— Start —

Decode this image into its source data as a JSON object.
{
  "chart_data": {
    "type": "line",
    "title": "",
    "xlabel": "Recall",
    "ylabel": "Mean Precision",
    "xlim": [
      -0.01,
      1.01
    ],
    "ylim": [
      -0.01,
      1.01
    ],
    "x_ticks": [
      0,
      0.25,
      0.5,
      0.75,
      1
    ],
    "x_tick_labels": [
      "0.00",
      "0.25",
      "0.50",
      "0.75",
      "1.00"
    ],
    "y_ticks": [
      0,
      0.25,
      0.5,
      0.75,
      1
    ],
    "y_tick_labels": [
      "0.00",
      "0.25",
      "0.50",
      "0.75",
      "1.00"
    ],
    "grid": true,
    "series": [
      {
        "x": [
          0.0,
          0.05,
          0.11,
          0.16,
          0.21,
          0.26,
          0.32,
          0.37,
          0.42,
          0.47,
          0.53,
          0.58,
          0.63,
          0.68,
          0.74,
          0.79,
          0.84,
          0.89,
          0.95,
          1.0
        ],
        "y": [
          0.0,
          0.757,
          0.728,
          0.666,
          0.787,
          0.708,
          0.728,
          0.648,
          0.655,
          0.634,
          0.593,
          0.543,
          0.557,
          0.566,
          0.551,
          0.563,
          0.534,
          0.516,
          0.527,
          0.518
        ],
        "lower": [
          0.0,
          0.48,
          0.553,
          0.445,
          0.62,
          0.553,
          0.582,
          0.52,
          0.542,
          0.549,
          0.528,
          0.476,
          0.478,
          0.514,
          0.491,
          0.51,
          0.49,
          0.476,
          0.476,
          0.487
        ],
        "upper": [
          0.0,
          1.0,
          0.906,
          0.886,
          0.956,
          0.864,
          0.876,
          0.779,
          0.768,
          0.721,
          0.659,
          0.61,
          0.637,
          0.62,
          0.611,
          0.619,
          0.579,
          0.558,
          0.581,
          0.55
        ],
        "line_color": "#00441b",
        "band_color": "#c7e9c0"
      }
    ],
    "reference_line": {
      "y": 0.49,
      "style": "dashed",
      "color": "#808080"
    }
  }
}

— End —

Write out every entry exactly as given.

Decode this image into its source data as a JSON object.
{
  "chart_data": {
    "type": "line",
    "title": "",
    "xlabel": "Recall",
    "ylabel": "Mean Precision",
    "xlim": [
      -0.01,
      1.01
    ],
    "ylim": [
      -0.01,
      1.01
    ],
    "x_ticks": [
      0,
      0.25,
      0.5,
      0.75,
      1
    ],
    "x_tick_labels": [
      "0.00",
      "0.25",
      "0.50",
      "0.75",
      "1.00"
    ],
    "y_ticks": [
      0,
      0.25,
      0.5,
      0.75,
      1
    ],
    "y_tick_labels": [
      "0.00",
      "0.25",
      "0.50",
      "0.75",
      "1.00"
    ],
    "grid": true,
    "series": [
      {
        "x": [
          0.0,
          0.05,
          0.11,
          0.16,
          0.21,
          0.26,
          0.32,
          0.37,
          0.42,
          0.47,
          0.53,
          0.58,
          0.63,
          0.68,
          0.74,
          0.79,
          0.84,
          0.89,
          0.95,
          1.0
        ],
        "y": [
          0.0,
          0.757,
          0.728,
          0.666,
          0.787,
          0.708,
          0.728,
          0.648,
          0.655,
          0.634,
          0.593,
          0.543,
          0.557,
          0.566,
          0.551,
          0.563,
          0.534,
          0.516,
          0.527,
          0.518
        ],
        "lower": [
          0.0,
          0.48,
          0.553,
          0.445,
          0.62,
          0.553,
          0.582,
          0.52,
          0.542,
          0.549,
          0.528,
          0.476,
          0.478,
          0.514,
          0.491,
          0.51,
          0.49,
          0.476,
          0.476,
          0.487
        ],
        "upper": [
          0.0,
          1.0,
          0.906,
          0.886,
          0.956,
          0.864,
          0.876,
          0.779,
          0.768,
          0.721,
          0.659,
          0.61,
          0.637,
          0.62,
          0.611,
          0.619,
          0.579,
          0.558,
          0.581,
          0.55
        ],
        "line_color": "#00441b",
        "band_color": "#c7e9c0"
      }
    ],
    "reference_line": {
      "y": 0.49,
      "style": "dashed",
      "color": "#808080"
    }
  }
}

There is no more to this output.